Problem details –
Can you transcribe everything in the data below, from the line containing "549, 894, 565]" down to the line containing "236, 866, 250]", both lines included, character for character?

Input data –
[start]
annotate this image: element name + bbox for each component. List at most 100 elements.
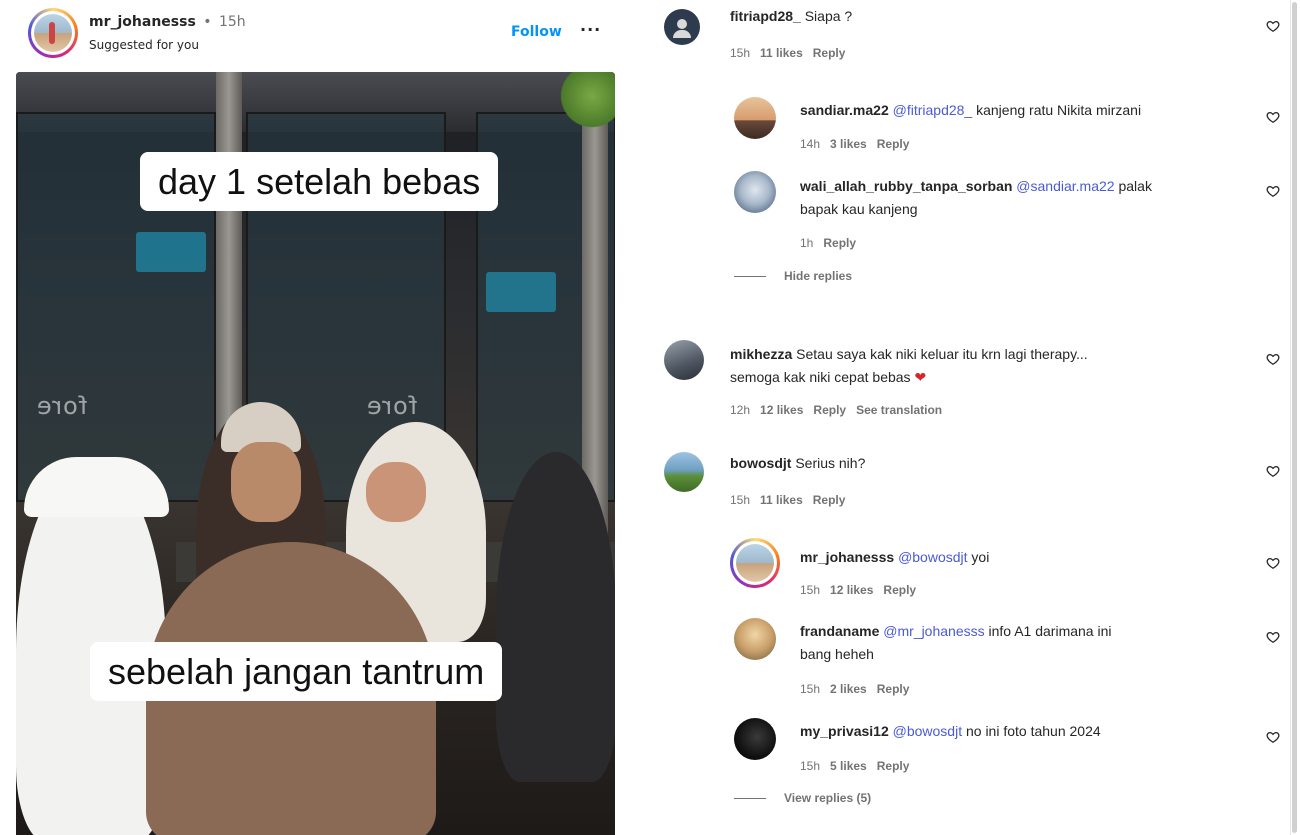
comment-username[interactable]: mr_johanesss	[800, 549, 894, 565]
comment-body: kanjeng ratu Nikita mirzani	[976, 102, 1142, 118]
comment-time: 14h	[800, 137, 821, 151]
author-avatar[interactable]	[28, 8, 78, 58]
white-cap	[24, 457, 169, 517]
comment-username[interactable]: fitriapd28_	[730, 8, 801, 24]
hide-replies-button[interactable]: Hide replies	[734, 269, 852, 283]
plant-leaf	[556, 72, 615, 132]
comment-likes[interactable]: 11 likes	[760, 46, 803, 60]
more-options-icon[interactable]: ···	[580, 20, 601, 39]
comment-body: Serius nih?	[795, 455, 866, 471]
comment-likes[interactable]: 12 likes	[830, 583, 873, 597]
comment-meta: 1h Reply	[800, 236, 866, 250]
comment-meta: 12h 12 likes Reply See translation	[730, 403, 952, 417]
comment-text: frandaname @mr_johanesss info A1 dariman…	[800, 620, 1260, 666]
comment-mention[interactable]: @bowosdjt	[898, 549, 967, 565]
avatar[interactable]	[730, 538, 780, 588]
comment-meta: 15h 2 likes Reply	[800, 682, 919, 696]
comment-time: 1h	[800, 236, 814, 250]
heart-outline-icon[interactable]	[1266, 110, 1280, 124]
comment-body: Setau saya kak niki keluar itu krn lagi …	[796, 346, 1088, 362]
post-header: mr_johanesss • 15h Suggested for you Fol…	[28, 8, 608, 60]
comment-meta: 15h 12 likes Reply	[800, 583, 926, 597]
heart-outline-icon[interactable]	[1266, 630, 1280, 644]
comment-text: bowosdjt Serius nih?	[730, 452, 865, 475]
comment-username[interactable]: mikhezza	[730, 346, 792, 362]
heart-outline-icon[interactable]	[1266, 184, 1280, 198]
reply-button[interactable]: Reply	[823, 236, 856, 250]
reply-button[interactable]: Reply	[813, 46, 846, 60]
comment-mention[interactable]: @mr_johanesss	[883, 623, 984, 639]
avatar[interactable]	[734, 97, 776, 139]
caption-top: day 1 setelah bebas	[140, 152, 499, 212]
comment-likes[interactable]: 5 likes	[830, 759, 867, 773]
comment-mention[interactable]: @sandiar.ma22	[1016, 178, 1114, 194]
follow-button[interactable]: Follow	[511, 24, 562, 40]
comment-likes[interactable]: 12 likes	[760, 403, 803, 417]
post-media[interactable]: fore fore day 1 setelah bebas sebelah ja…	[16, 72, 615, 835]
media-sign	[136, 232, 206, 272]
reply-button[interactable]: Reply	[877, 759, 910, 773]
avatar[interactable]	[664, 340, 704, 380]
reply-button[interactable]: Reply	[813, 493, 846, 507]
avatar[interactable]	[664, 452, 704, 492]
caption-bottom: sebelah jangan tantrum	[90, 642, 503, 702]
avatar[interactable]	[734, 618, 776, 660]
author-line: mr_johanesss • 15h	[89, 14, 246, 30]
media-sign	[486, 272, 556, 312]
face	[366, 462, 426, 522]
reply-button[interactable]: Reply	[883, 583, 916, 597]
comment-meta: 15h 11 likes Reply	[730, 46, 855, 60]
comment-username[interactable]: sandiar.ma22	[800, 102, 889, 118]
separator-dot: •	[203, 14, 212, 30]
face	[231, 442, 301, 522]
media-pillar	[582, 72, 608, 542]
scrollbar-thumb[interactable]	[1292, 2, 1297, 833]
comment-time: 15h	[730, 46, 751, 60]
view-replies-button[interactable]: View replies (5)	[734, 791, 871, 805]
red-heart-emoji: ❤	[914, 369, 927, 385]
fore-watermark: fore	[366, 392, 418, 420]
comment-text: wali_allah_rubby_tanpa_sorban @sandiar.m…	[800, 175, 1260, 221]
reply-button[interactable]: Reply	[877, 137, 910, 151]
comment-text: mr_johanesss @bowosdjt yoi	[800, 546, 989, 569]
comment-body: info A1 darimana ini	[988, 623, 1112, 639]
comment-meta: 15h 11 likes Reply	[730, 493, 855, 507]
comment-username[interactable]: my_privasi12	[800, 723, 889, 739]
comment-body: no ini foto tahun 2024	[965, 723, 1101, 739]
reply-button[interactable]: Reply	[813, 403, 846, 417]
comment-text: my_privasi12 @bowosdjt no ini foto tahun…	[800, 720, 1101, 743]
heart-outline-icon[interactable]	[1266, 19, 1280, 33]
comment-mention[interactable]: @fitriapd28_	[893, 102, 973, 118]
comment-likes[interactable]: 11 likes	[760, 493, 803, 507]
see-translation-button[interactable]: See translation	[856, 403, 942, 417]
comments-panel: fitriapd28_ Siapa ? 15h 11 likes Reply san…	[620, 0, 1295, 835]
post-time: 15h	[218, 14, 246, 30]
comment-mention[interactable]: @bowosdjt	[893, 723, 962, 739]
comment-text: mikhezza Setau saya kak niki keluar itu …	[730, 343, 1230, 389]
comment-body: bapak kau kanjeng	[800, 201, 918, 217]
comment-body: Siapa ?	[804, 8, 853, 24]
comment-time: 12h	[730, 403, 751, 417]
comment-body: yoi	[971, 549, 990, 565]
reply-button[interactable]: Reply	[877, 682, 910, 696]
heart-outline-icon[interactable]	[1266, 464, 1280, 478]
heart-outline-icon[interactable]	[1266, 556, 1280, 570]
comment-likes[interactable]: 3 likes	[830, 137, 867, 151]
comment-time: 15h	[800, 682, 821, 696]
fore-watermark: fore	[36, 392, 88, 420]
author-username[interactable]: mr_johanesss	[89, 14, 196, 30]
comment-meta: 15h 5 likes Reply	[800, 759, 919, 773]
comment-username[interactable]: bowosdjt	[730, 455, 791, 471]
comment-time: 15h	[800, 583, 821, 597]
comment-body: palak	[1118, 178, 1152, 194]
comment-time: 15h	[730, 493, 751, 507]
comment-username[interactable]: wali_allah_rubby_tanpa_sorban	[800, 178, 1012, 194]
comment-username[interactable]: frandaname	[800, 623, 879, 639]
heart-outline-icon[interactable]	[1266, 730, 1280, 744]
heart-outline-icon[interactable]	[1266, 352, 1280, 366]
comment-likes[interactable]: 2 likes	[830, 682, 867, 696]
avatar[interactable]	[734, 718, 776, 760]
avatar[interactable]	[734, 171, 776, 213]
comment-body: semoga kak niki cepat bebas	[730, 369, 911, 385]
avatar[interactable]	[664, 9, 700, 45]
[end]
Result of the exercise –
comment-username[interactable]: mr_johanesss	[800, 549, 894, 565]
comment-body: kanjeng ratu Nikita mirzani	[976, 102, 1142, 118]
comment-time: 14h	[800, 137, 821, 151]
author-avatar[interactable]	[28, 8, 78, 58]
white-cap	[24, 457, 169, 517]
comment-username[interactable]: fitriapd28_	[730, 8, 801, 24]
hide-replies-button[interactable]: Hide replies	[734, 269, 852, 283]
plant-leaf	[556, 72, 615, 132]
comment-likes[interactable]: 11 likes	[760, 46, 803, 60]
more-options-icon[interactable]: ···	[580, 20, 601, 39]
comment-body: Serius nih?	[795, 455, 866, 471]
comment-likes[interactable]: 12 likes	[830, 583, 873, 597]
comment-meta: 1h Reply	[800, 236, 866, 250]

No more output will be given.